▸ **The exercise**: Please rewrite the records below with "plan view" swapped for "top view", leaving everything else unchanged.

▸ **Data for this task**:
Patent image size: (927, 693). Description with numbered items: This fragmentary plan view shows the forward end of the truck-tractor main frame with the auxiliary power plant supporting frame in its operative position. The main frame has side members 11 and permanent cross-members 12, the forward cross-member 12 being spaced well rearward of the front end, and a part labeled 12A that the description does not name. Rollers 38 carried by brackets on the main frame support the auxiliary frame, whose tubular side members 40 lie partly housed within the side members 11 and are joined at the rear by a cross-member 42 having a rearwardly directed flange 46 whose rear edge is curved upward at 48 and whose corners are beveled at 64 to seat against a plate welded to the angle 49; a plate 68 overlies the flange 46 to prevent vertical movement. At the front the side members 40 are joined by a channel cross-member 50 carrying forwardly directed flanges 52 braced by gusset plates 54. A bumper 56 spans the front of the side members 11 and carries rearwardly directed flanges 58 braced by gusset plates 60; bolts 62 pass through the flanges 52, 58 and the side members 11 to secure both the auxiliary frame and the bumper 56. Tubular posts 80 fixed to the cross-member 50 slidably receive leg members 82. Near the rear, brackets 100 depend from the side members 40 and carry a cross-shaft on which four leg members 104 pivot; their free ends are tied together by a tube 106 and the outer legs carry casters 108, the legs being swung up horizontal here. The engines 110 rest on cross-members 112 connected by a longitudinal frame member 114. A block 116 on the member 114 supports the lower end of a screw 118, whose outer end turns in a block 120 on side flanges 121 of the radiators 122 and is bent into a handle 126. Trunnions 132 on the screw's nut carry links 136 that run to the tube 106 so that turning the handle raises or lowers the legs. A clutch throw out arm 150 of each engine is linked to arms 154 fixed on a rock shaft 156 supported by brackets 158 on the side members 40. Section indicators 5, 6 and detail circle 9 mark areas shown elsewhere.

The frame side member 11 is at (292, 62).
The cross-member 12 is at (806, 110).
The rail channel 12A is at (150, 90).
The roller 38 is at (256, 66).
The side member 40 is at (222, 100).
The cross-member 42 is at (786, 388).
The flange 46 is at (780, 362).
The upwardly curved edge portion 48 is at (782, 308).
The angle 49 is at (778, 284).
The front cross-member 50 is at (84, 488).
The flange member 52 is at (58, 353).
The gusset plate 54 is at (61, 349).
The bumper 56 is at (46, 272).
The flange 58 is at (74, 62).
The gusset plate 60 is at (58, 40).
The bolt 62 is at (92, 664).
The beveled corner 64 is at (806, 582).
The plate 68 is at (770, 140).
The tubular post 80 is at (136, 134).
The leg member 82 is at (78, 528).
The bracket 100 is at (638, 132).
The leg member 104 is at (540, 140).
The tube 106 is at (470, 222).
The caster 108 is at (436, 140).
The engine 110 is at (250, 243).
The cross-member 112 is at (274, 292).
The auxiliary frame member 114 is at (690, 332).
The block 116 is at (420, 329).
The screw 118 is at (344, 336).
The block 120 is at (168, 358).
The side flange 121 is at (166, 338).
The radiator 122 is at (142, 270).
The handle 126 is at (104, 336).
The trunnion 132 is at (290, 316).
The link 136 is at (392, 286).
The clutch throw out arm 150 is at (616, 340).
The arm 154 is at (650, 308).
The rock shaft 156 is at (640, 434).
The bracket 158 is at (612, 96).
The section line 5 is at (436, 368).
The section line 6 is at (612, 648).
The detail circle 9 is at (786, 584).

▸ **Finished task**:
Patent image size: (927, 693). Description with numbered items: This fragmentary top view shows the forward end of the truck-tractor main frame with the auxiliary power plant supporting frame in its operative position. The main frame has side members 11 and permanent cross-members 12, the forward cross-member 12 being spaced well rearward of the front end, and a part labeled 12A that the description does not name. Rollers 38 carried by brackets on the main frame support the auxiliary frame, whose tubular side members 40 lie partly housed within the side members 11 and are joined at the rear by a cross-member 42 having a rearwardly directed flange 46 whose rear edge is curved upward at 48 and whose corners are beveled at 64 to seat against a plate welded to the angle 49; a plate 68 overlies the flange 46 to prevent vertical movement. At the front the side members 40 are joined by a channel cross-member 50 carrying forwardly directed flanges 52 braced by gusset plates 54. A bumper 56 spans the front of the side members 11 and carries rearwardly directed flanges 58 braced by gusset plates 60; bolts 62 pass through the flanges 52, 58 and the side members 11 to secure both the auxiliary frame and the bumper 56. Tubular posts 80 fixed to the cross-member 50 slidably receive leg members 82. Near the rear, brackets 100 depend from the side members 40 and carry a cross-shaft on which four leg members 104 pivot; their free ends are tied together by a tube 106 and the outer legs carry casters 108, the legs being swung up horizontal here. The engines 110 rest on cross-members 112 connected by a longitudinal frame member 114. A block 116 on the member 114 supports the lower end of a screw 118, whose outer end turns in a block 120 on side flanges 121 of the radiators 122 and is bent into a handle 126. Trunnions 132 on the screw's nut carry links 136 that run to the tube 106 so that turning the handle raises or lowers the legs. A clutch throw out arm 150 of each engine is linked to arms 154 fixed on a rock shaft 156 supported by brackets 158 on the side members 40. Section indicators 5, 6 and detail circle 9 mark areas shown elsewhere.

The frame side member 11 is at (292, 62).
The cross-member 12 is at (806, 110).
The rail channel 12A is at (150, 90).
The roller 38 is at (256, 66).
The side member 40 is at (222, 100).
The cross-member 42 is at (786, 388).
The flange 46 is at (780, 362).
The upwardly curved edge portion 48 is at (782, 308).
The angle 49 is at (778, 284).
The front cross-member 50 is at (84, 488).
The flange member 52 is at (58, 353).
The gusset plate 54 is at (61, 349).
The bumper 56 is at (46, 272).
The flange 58 is at (74, 62).
The gusset plate 60 is at (58, 40).
The bolt 62 is at (92, 664).
The beveled corner 64 is at (806, 582).
The plate 68 is at (770, 140).
The tubular post 80 is at (136, 134).
The leg member 82 is at (78, 528).
The bracket 100 is at (638, 132).
The leg member 104 is at (540, 140).
The tube 106 is at (470, 222).
The caster 108 is at (436, 140).
The engine 110 is at (250, 243).
The cross-member 112 is at (274, 292).
The auxiliary frame member 114 is at (690, 332).
The block 116 is at (420, 329).
The screw 118 is at (344, 336).
The block 120 is at (168, 358).
The side flange 121 is at (166, 338).
The radiator 122 is at (142, 270).
The handle 126 is at (104, 336).
The trunnion 132 is at (290, 316).
The link 136 is at (392, 286).
The clutch throw out arm 150 is at (616, 340).
The arm 154 is at (650, 308).
The rock shaft 156 is at (640, 434).
The bracket 158 is at (612, 96).
The section line 5 is at (436, 368).
The section line 6 is at (612, 648).
The detail circle 9 is at (786, 584).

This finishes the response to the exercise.